╭──

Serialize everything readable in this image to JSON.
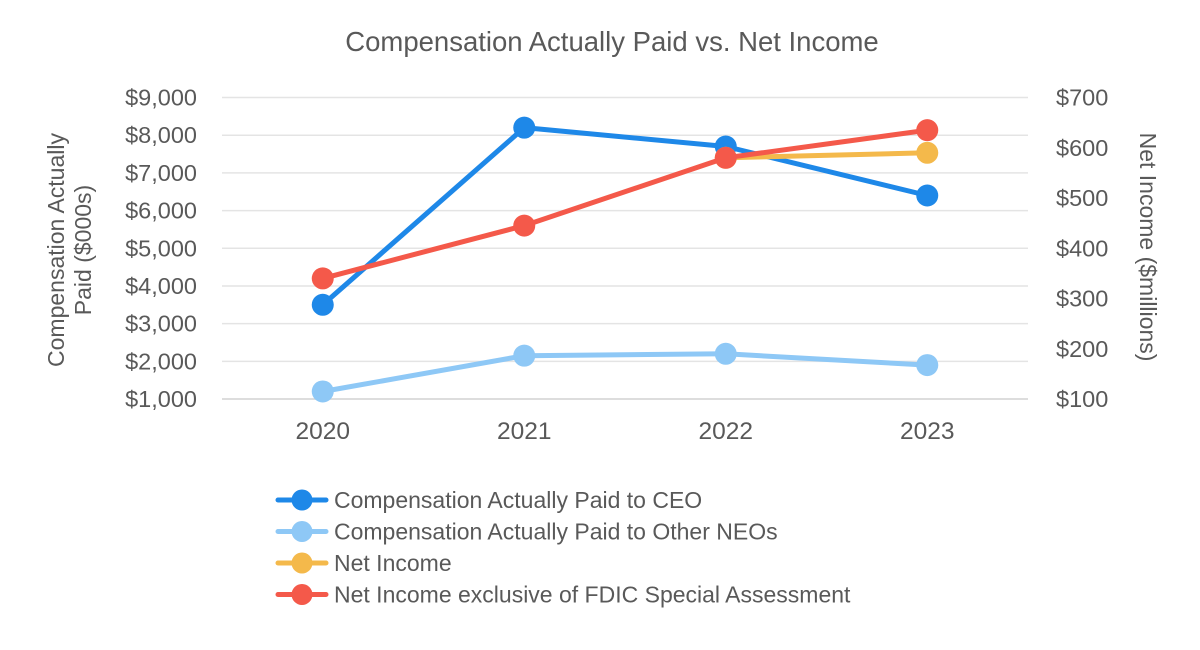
{
  "chart_data": {
    "type": "line",
    "title": "Compensation Actually Paid vs. Net Income",
    "categories": [
      "2020",
      "2021",
      "2022",
      "2023"
    ],
    "axes": {
      "left": {
        "label_lines": [
          "Compensation Actually",
          "Paid ($000s)"
        ],
        "min": 1000,
        "max": 9000,
        "step": 1000,
        "ticks": [
          "$1,000",
          "$2,000",
          "$3,000",
          "$4,000",
          "$5,000",
          "$6,000",
          "$7,000",
          "$8,000",
          "$9,000"
        ]
      },
      "right": {
        "label": "Net Income ($millions)",
        "min": 100,
        "max": 700,
        "step": 100,
        "ticks": [
          "$100",
          "$200",
          "$300",
          "$400",
          "$500",
          "$600",
          "$700"
        ]
      }
    },
    "series": [
      {
        "name": "Compensation Actually Paid to CEO",
        "axis": "left",
        "color": "#1e88e8",
        "values": [
          3500,
          8200,
          7700,
          6400
        ]
      },
      {
        "name": "Compensation Actually Paid to Other NEOs",
        "axis": "left",
        "color": "#8ec8f6",
        "values": [
          1200,
          2150,
          2200,
          1900
        ]
      },
      {
        "name": "Net Income",
        "axis": "right",
        "color": "#f4b94b",
        "values": [
          null,
          null,
          580,
          590
        ]
      },
      {
        "name": "Net Income exclusive of FDIC Special Assessment",
        "axis": "right",
        "color": "#f4594a",
        "values": [
          340,
          445,
          580,
          635
        ]
      }
    ],
    "legend_position": "bottom-left",
    "grid": true,
    "text_color": "#595959",
    "gridline_color": "#e4e4e4",
    "baseline_color": "#d2d2d2"
  }
}
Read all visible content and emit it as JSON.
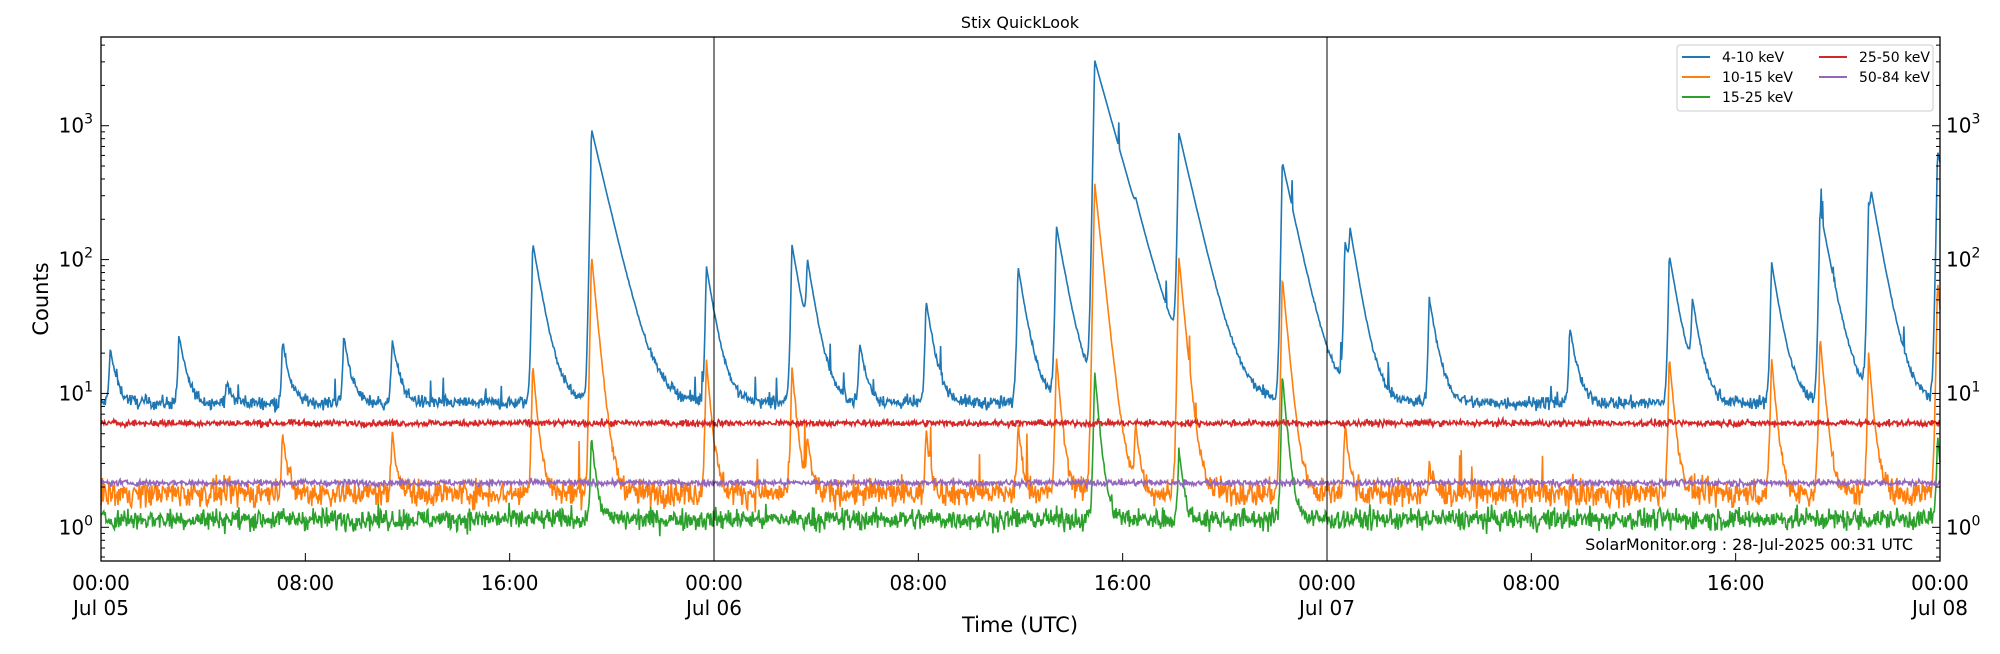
{
  "chart_data": {
    "type": "line",
    "title": "Stix QuickLook",
    "xlabel": "Time (UTC)",
    "ylabel": "Counts",
    "yscale": "log",
    "ylim": [
      0.56,
      4600
    ],
    "xlim": [
      "2025-07-05T00:00",
      "2025-07-08T00:00"
    ],
    "grid": false,
    "legend_placement": "top-right",
    "day_markers": [
      "2025-07-06T00:00",
      "2025-07-07T00:00"
    ],
    "x_tick_labels": [
      {
        "t": "2025-07-05T00:00",
        "time": "00:00",
        "date": "Jul 05"
      },
      {
        "t": "2025-07-05T08:00",
        "time": "08:00",
        "date": ""
      },
      {
        "t": "2025-07-05T16:00",
        "time": "16:00",
        "date": ""
      },
      {
        "t": "2025-07-06T00:00",
        "time": "00:00",
        "date": "Jul 06"
      },
      {
        "t": "2025-07-06T08:00",
        "time": "08:00",
        "date": ""
      },
      {
        "t": "2025-07-06T16:00",
        "time": "16:00",
        "date": ""
      },
      {
        "t": "2025-07-07T00:00",
        "time": "00:00",
        "date": "Jul 07"
      },
      {
        "t": "2025-07-07T08:00",
        "time": "08:00",
        "date": ""
      },
      {
        "t": "2025-07-07T16:00",
        "time": "16:00",
        "date": ""
      },
      {
        "t": "2025-07-08T00:00",
        "time": "00:00",
        "date": "Jul 08"
      }
    ],
    "y_tick_labels": [
      {
        "value": 1,
        "base": "10",
        "exp": "0"
      },
      {
        "value": 10,
        "base": "10",
        "exp": "1"
      },
      {
        "value": 100,
        "base": "10",
        "exp": "2"
      },
      {
        "value": 1000,
        "base": "10",
        "exp": "3"
      }
    ],
    "series": [
      {
        "name": "4-10 keV",
        "color": "#1f77b4",
        "baseline": 8.5,
        "peaks": [
          [
            "2025-07-05T00:21",
            22
          ],
          [
            "2025-07-05T03:03",
            28
          ],
          [
            "2025-07-05T04:54",
            12
          ],
          [
            "2025-07-05T07:06",
            25
          ],
          [
            "2025-07-05T09:30",
            27
          ],
          [
            "2025-07-05T11:24",
            26
          ],
          [
            "2025-07-05T16:54",
            135
          ],
          [
            "2025-07-05T19:12",
            950
          ],
          [
            "2025-07-05T23:42",
            90
          ],
          [
            "2025-07-06T03:03",
            130
          ],
          [
            "2025-07-06T03:39",
            80
          ],
          [
            "2025-07-06T05:42",
            24
          ],
          [
            "2025-07-06T08:18",
            50
          ],
          [
            "2025-07-06T11:54",
            90
          ],
          [
            "2025-07-06T13:24",
            180
          ],
          [
            "2025-07-06T14:54",
            3100
          ],
          [
            "2025-07-06T16:30",
            50
          ],
          [
            "2025-07-06T18:12",
            870
          ],
          [
            "2025-07-06T22:15",
            540
          ],
          [
            "2025-07-07T00:42",
            135
          ],
          [
            "2025-07-07T00:54",
            100
          ],
          [
            "2025-07-07T04:00",
            53
          ],
          [
            "2025-07-07T09:30",
            32
          ],
          [
            "2025-07-07T13:24",
            110
          ],
          [
            "2025-07-07T14:18",
            45
          ],
          [
            "2025-07-07T17:24",
            97
          ],
          [
            "2025-07-07T19:18",
            240
          ],
          [
            "2025-07-07T21:12",
            250
          ],
          [
            "2025-07-07T21:18",
            140
          ],
          [
            "2025-07-07T23:54",
            650
          ]
        ]
      },
      {
        "name": "10-15 keV",
        "color": "#ff7f0e",
        "baseline": 1.8,
        "peaks": [
          [
            "2025-07-05T07:06",
            5.5
          ],
          [
            "2025-07-05T11:24",
            5.5
          ],
          [
            "2025-07-05T16:54",
            17
          ],
          [
            "2025-07-05T19:12",
            110
          ],
          [
            "2025-07-05T23:42",
            18
          ],
          [
            "2025-07-06T03:03",
            16
          ],
          [
            "2025-07-06T03:39",
            4.5
          ],
          [
            "2025-07-06T08:18",
            5.5
          ],
          [
            "2025-07-06T11:54",
            6
          ],
          [
            "2025-07-06T13:24",
            19
          ],
          [
            "2025-07-06T14:54",
            380
          ],
          [
            "2025-07-06T16:30",
            6
          ],
          [
            "2025-07-06T18:12",
            105
          ],
          [
            "2025-07-06T22:15",
            75
          ],
          [
            "2025-07-07T00:42",
            6
          ],
          [
            "2025-07-07T04:00",
            3
          ],
          [
            "2025-07-07T13:24",
            19
          ],
          [
            "2025-07-07T17:24",
            19
          ],
          [
            "2025-07-07T19:18",
            27
          ],
          [
            "2025-07-07T21:12",
            20
          ],
          [
            "2025-07-07T23:54",
            70
          ]
        ]
      },
      {
        "name": "15-25 keV",
        "color": "#2ca02c",
        "baseline": 1.15,
        "peaks": [
          [
            "2025-07-05T19:12",
            5
          ],
          [
            "2025-07-06T14:54",
            15
          ],
          [
            "2025-07-06T18:12",
            4
          ],
          [
            "2025-07-06T22:15",
            14
          ],
          [
            "2025-07-07T23:54",
            5
          ]
        ]
      },
      {
        "name": "25-50 keV",
        "color": "#d62728",
        "baseline": 6.0,
        "peaks": []
      },
      {
        "name": "50-84 keV",
        "color": "#9467bd",
        "baseline": 2.15,
        "peaks": []
      }
    ],
    "annotation": "SolarMonitor.org : 28-Jul-2025 00:31 UTC"
  }
}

╰──

Copy out each line in the preceding records that contains "left".

      "left": {
        "axis": "left",
        "axis": "left",
    "legend_position": "bottom-left",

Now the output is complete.